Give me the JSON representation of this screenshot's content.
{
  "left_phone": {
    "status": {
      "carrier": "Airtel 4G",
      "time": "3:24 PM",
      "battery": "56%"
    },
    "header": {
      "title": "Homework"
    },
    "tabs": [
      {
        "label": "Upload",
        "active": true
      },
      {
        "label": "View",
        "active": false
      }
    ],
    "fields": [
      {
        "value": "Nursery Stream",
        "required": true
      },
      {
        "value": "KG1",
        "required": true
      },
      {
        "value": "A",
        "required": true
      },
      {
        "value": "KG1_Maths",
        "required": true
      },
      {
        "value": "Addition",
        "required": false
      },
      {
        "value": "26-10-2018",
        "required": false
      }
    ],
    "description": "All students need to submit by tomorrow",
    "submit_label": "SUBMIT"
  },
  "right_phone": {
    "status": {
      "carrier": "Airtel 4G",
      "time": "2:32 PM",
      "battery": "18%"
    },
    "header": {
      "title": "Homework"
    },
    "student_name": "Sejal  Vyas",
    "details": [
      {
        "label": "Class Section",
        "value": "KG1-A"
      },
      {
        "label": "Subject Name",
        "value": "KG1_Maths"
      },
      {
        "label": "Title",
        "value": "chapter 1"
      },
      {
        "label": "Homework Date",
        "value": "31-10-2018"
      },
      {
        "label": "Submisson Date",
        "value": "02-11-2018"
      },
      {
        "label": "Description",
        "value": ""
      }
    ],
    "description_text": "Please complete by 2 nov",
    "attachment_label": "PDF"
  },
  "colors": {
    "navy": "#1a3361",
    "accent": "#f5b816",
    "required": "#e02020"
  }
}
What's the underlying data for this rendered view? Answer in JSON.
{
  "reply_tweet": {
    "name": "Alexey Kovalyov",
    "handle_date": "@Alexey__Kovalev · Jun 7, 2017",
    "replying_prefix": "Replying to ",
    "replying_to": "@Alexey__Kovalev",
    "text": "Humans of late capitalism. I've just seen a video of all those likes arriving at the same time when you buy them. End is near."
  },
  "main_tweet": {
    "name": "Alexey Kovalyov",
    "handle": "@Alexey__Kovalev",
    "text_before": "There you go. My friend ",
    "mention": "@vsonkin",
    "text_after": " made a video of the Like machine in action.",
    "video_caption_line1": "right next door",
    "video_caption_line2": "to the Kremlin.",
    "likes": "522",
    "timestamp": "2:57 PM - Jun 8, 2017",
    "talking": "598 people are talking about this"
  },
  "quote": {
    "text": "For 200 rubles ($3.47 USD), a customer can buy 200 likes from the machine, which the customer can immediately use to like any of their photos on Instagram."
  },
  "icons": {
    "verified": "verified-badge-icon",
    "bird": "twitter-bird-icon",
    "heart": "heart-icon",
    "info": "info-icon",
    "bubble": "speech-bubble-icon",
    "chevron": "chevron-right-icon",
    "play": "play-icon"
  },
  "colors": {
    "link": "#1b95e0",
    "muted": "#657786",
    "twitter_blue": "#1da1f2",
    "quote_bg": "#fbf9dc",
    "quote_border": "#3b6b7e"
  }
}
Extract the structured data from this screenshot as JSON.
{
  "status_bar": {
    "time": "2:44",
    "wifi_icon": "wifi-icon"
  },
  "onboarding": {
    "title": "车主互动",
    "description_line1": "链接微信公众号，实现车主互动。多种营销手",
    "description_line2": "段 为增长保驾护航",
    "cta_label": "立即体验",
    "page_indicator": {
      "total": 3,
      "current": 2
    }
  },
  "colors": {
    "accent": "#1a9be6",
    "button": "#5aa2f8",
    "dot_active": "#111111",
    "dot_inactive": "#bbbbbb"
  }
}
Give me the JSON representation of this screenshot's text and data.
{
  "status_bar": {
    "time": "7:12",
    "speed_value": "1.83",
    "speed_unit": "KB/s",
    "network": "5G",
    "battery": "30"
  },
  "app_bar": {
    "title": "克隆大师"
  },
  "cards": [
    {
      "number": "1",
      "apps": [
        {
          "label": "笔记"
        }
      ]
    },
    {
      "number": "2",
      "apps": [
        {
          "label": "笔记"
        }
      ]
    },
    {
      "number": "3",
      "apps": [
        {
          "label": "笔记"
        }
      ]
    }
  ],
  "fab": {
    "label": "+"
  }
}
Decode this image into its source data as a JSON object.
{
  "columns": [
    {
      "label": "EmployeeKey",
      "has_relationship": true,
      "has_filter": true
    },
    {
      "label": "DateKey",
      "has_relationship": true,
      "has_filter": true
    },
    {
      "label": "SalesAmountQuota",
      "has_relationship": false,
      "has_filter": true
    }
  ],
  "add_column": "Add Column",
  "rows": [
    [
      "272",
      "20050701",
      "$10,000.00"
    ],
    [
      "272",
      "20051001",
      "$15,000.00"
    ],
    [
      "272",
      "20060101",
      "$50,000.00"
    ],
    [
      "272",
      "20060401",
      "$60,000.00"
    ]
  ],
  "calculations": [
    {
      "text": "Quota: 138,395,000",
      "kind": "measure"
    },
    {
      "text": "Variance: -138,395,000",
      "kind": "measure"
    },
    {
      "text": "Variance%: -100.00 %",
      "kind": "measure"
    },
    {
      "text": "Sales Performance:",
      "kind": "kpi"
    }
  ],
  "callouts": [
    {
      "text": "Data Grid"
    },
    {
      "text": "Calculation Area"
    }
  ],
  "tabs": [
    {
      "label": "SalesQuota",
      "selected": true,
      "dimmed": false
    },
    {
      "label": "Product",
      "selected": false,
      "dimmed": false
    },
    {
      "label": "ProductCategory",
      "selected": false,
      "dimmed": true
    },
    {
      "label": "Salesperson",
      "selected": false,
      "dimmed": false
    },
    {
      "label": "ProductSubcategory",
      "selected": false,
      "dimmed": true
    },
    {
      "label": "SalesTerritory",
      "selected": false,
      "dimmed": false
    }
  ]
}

================

Reproduce every line of the listing above in which the string "JSON" appears.

*FINAL RESULT*
Give me the JSON representation of this screenshot's content.
What's the underlying data for this rendered view? Answer in JSON.
Extract the structured data from this screenshot as JSON.
Give me the JSON representation of this screenshot's text and data.
Decode this image into its source data as a JSON object.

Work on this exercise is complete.